Entries shown
§ §
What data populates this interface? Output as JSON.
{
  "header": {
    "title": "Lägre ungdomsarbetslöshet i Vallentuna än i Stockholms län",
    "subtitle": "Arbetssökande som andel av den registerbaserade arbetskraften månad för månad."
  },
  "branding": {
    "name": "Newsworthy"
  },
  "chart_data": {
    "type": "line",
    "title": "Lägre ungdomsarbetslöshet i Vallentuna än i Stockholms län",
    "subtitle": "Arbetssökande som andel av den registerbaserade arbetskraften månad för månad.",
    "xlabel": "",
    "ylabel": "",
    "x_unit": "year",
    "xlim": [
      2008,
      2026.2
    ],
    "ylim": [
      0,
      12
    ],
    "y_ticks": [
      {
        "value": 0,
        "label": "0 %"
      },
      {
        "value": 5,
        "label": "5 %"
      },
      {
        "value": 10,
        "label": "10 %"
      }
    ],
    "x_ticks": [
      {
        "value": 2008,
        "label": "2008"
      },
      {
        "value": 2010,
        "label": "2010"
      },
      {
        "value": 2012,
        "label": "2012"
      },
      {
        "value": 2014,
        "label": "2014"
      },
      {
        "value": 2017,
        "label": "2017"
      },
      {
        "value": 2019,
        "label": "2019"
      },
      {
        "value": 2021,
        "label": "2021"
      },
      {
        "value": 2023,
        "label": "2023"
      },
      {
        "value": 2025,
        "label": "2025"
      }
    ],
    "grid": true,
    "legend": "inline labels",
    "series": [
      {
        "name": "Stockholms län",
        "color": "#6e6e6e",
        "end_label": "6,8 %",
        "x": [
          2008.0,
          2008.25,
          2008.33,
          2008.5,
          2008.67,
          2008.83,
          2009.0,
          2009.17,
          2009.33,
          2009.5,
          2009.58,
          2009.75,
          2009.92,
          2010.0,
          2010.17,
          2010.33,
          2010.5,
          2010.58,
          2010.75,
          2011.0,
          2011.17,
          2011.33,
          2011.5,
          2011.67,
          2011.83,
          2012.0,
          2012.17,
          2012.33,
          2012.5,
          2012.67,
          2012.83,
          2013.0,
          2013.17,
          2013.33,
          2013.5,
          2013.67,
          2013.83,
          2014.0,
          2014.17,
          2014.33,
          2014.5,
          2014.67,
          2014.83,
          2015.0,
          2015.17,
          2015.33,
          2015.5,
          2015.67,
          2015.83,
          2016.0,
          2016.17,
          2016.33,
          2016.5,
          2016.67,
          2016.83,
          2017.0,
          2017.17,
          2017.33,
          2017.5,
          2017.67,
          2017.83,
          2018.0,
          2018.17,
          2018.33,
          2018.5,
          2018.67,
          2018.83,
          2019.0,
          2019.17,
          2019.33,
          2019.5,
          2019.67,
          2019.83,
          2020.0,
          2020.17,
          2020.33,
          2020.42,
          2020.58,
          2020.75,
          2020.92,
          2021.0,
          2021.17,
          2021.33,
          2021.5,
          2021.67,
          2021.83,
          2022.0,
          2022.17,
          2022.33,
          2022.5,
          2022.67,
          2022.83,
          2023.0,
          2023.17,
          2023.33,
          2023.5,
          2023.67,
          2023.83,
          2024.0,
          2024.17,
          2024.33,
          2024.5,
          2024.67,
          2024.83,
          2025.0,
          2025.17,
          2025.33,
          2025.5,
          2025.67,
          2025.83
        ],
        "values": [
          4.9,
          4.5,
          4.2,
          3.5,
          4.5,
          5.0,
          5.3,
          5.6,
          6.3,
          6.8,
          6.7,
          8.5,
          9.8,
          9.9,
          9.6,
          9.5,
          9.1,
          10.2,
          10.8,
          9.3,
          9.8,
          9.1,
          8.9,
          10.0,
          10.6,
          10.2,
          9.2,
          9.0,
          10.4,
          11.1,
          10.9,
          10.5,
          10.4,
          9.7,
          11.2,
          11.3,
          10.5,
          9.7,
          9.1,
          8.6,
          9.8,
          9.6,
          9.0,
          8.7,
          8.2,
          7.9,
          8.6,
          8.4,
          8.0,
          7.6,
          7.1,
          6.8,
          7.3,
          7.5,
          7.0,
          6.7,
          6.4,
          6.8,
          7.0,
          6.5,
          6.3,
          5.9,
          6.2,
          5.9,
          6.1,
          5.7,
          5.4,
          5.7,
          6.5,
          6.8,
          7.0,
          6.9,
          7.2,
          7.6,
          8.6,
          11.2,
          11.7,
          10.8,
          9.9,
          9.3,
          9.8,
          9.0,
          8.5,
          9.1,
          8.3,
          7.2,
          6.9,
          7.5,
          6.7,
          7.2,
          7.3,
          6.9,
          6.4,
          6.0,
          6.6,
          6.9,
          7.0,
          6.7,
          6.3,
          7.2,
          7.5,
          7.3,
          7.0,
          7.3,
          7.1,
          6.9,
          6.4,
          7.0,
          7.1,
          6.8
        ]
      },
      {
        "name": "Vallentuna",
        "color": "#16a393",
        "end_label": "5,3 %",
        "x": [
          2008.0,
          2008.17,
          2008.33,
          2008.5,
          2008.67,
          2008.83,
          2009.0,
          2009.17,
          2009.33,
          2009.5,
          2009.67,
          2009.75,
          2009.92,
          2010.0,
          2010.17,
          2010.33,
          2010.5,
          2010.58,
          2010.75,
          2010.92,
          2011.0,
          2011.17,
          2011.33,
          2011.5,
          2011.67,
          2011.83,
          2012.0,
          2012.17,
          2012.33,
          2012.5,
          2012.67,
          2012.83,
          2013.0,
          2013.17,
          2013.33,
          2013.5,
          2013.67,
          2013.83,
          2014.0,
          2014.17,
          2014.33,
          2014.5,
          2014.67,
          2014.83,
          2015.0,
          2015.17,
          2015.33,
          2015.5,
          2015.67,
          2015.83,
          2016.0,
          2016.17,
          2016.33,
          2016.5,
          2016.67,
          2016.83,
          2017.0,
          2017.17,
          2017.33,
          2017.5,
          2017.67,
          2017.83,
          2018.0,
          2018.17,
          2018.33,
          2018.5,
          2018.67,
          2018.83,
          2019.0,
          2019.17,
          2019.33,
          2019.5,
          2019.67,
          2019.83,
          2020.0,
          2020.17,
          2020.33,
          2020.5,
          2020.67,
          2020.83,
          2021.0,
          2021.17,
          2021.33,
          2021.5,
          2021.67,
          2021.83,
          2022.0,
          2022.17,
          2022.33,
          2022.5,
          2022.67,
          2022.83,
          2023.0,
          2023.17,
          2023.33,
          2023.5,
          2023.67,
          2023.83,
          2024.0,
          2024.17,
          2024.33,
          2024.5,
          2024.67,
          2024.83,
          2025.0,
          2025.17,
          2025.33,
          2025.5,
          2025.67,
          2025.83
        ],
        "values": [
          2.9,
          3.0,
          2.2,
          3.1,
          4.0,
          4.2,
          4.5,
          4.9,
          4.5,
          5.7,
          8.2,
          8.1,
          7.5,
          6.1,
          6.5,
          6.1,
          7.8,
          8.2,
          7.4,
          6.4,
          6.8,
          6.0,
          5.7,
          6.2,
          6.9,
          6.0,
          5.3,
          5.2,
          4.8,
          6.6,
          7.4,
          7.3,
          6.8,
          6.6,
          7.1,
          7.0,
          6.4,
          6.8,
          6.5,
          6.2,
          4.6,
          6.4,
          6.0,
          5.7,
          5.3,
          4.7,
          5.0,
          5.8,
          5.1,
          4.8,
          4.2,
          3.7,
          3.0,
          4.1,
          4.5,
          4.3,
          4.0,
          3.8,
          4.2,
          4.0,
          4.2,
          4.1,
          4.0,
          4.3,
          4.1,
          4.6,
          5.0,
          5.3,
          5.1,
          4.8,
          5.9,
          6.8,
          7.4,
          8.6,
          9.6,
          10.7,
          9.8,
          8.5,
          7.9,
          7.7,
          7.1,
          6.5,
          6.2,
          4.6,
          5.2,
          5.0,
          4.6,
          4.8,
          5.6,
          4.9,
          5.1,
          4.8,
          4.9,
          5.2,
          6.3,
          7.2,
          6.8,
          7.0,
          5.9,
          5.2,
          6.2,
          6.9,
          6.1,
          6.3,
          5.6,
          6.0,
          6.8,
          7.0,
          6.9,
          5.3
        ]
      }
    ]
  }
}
§ §
Short task
Which lines include the word "andel"? List them all.

Response to this task
    "subtitle": "Arbetssökande som andel av den registerbaserade arbetskraften månad för månad."
    "subtitle": "Arbetssökande som andel av den registerbaserade arbetskraften månad för månad.",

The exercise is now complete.